Go through the listing and return every line with "quality" in it.

Data records
Start
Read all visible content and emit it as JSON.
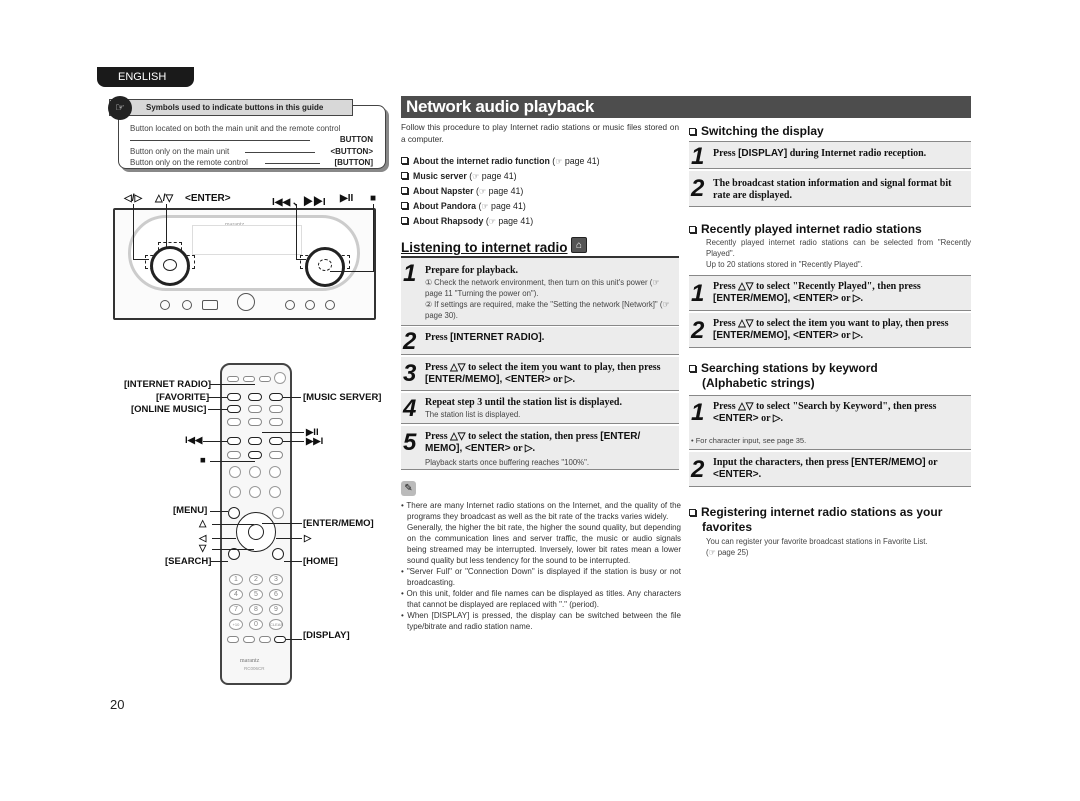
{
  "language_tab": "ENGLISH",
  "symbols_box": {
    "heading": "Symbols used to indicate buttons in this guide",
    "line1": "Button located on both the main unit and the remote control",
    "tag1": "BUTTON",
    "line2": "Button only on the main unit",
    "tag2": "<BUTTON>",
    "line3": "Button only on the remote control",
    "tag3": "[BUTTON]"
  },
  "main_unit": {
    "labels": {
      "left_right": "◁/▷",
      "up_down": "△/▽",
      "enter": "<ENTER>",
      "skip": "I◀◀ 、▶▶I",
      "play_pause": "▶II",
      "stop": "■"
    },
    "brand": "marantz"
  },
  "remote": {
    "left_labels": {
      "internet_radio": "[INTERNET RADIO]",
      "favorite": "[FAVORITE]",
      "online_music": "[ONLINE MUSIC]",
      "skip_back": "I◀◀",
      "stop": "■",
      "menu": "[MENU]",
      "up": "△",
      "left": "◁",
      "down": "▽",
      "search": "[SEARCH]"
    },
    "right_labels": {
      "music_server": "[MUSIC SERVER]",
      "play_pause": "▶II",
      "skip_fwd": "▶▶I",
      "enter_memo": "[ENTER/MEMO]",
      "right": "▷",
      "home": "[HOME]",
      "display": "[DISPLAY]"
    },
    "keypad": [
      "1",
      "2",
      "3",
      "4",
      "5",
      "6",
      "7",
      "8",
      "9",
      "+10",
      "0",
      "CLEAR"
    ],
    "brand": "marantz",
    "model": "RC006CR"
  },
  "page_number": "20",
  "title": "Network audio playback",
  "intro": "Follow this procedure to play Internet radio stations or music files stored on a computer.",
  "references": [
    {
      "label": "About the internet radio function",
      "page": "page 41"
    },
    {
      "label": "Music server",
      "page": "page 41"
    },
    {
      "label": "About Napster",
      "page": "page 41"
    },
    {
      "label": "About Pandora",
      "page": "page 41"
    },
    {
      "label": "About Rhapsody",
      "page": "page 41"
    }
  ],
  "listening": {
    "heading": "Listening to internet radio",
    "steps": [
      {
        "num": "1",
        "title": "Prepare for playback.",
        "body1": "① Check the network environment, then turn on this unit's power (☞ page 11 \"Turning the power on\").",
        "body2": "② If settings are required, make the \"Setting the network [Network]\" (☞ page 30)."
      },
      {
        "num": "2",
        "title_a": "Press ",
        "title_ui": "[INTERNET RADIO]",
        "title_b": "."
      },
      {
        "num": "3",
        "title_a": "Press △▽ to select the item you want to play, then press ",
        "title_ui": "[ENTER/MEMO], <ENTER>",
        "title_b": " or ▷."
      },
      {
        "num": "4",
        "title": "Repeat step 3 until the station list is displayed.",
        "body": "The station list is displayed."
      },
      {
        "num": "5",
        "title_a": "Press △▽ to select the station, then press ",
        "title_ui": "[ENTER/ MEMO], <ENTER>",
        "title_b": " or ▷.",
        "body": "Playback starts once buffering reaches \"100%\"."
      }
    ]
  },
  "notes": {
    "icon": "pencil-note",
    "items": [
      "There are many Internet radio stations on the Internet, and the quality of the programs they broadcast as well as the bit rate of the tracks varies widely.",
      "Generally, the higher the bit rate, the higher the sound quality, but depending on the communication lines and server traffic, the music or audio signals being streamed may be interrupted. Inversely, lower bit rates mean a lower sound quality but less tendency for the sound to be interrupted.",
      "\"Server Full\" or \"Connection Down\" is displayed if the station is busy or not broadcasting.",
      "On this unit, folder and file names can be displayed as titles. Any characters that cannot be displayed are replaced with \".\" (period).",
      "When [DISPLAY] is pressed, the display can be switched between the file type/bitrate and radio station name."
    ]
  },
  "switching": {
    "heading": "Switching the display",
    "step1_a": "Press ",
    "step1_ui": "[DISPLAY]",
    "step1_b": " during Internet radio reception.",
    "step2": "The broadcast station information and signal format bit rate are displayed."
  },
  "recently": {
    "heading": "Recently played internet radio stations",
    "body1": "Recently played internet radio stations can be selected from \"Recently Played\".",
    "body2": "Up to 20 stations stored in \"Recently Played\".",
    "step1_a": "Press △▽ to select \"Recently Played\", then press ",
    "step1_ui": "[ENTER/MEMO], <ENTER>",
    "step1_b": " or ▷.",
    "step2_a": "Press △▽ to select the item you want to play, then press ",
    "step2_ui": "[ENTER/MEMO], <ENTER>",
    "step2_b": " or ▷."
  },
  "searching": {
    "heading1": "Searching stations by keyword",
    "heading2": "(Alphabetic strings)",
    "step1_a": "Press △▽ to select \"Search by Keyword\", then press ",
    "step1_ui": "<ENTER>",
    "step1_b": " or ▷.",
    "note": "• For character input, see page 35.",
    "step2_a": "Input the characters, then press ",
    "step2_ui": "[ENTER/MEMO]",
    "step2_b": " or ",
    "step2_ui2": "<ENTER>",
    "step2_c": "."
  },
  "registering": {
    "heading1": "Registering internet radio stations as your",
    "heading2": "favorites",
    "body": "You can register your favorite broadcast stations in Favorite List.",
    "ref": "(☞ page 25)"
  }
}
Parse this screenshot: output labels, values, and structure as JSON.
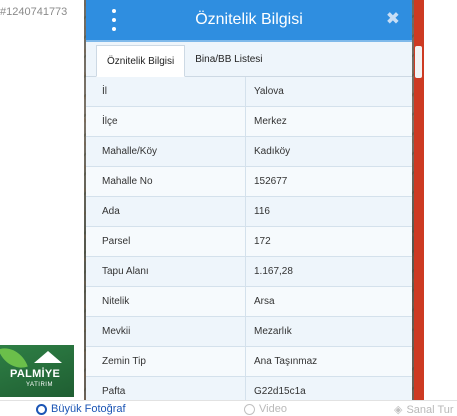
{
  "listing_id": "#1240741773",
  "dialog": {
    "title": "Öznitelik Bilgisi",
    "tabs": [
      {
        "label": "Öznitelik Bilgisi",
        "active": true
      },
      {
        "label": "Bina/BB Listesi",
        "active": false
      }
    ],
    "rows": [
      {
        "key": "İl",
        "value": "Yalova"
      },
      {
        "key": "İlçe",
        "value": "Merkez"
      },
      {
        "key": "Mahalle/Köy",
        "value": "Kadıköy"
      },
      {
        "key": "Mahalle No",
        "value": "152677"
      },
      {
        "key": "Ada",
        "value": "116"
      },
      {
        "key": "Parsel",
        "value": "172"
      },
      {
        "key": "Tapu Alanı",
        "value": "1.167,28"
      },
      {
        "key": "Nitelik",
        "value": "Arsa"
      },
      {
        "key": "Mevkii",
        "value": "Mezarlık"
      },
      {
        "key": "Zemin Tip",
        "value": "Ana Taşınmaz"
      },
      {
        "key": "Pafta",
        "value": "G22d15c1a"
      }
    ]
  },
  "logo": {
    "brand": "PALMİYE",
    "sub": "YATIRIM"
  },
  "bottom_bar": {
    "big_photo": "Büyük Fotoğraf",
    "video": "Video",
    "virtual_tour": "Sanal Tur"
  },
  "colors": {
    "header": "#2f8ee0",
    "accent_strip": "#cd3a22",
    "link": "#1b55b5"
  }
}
End
Task solution |
      "There are many Internet radio stations on the Internet, and the quality of the programs they broadcast as well as the bit rate of the tracks varies widely.",
      "Generally, the higher the bit rate, the higher the sound quality, but depending on the communication lines and server traffic, the music or audio signals being streamed may be interrupted. Inversely, lower bit rates mean a lower sound quality but less tendency for the sound to be interrupted.",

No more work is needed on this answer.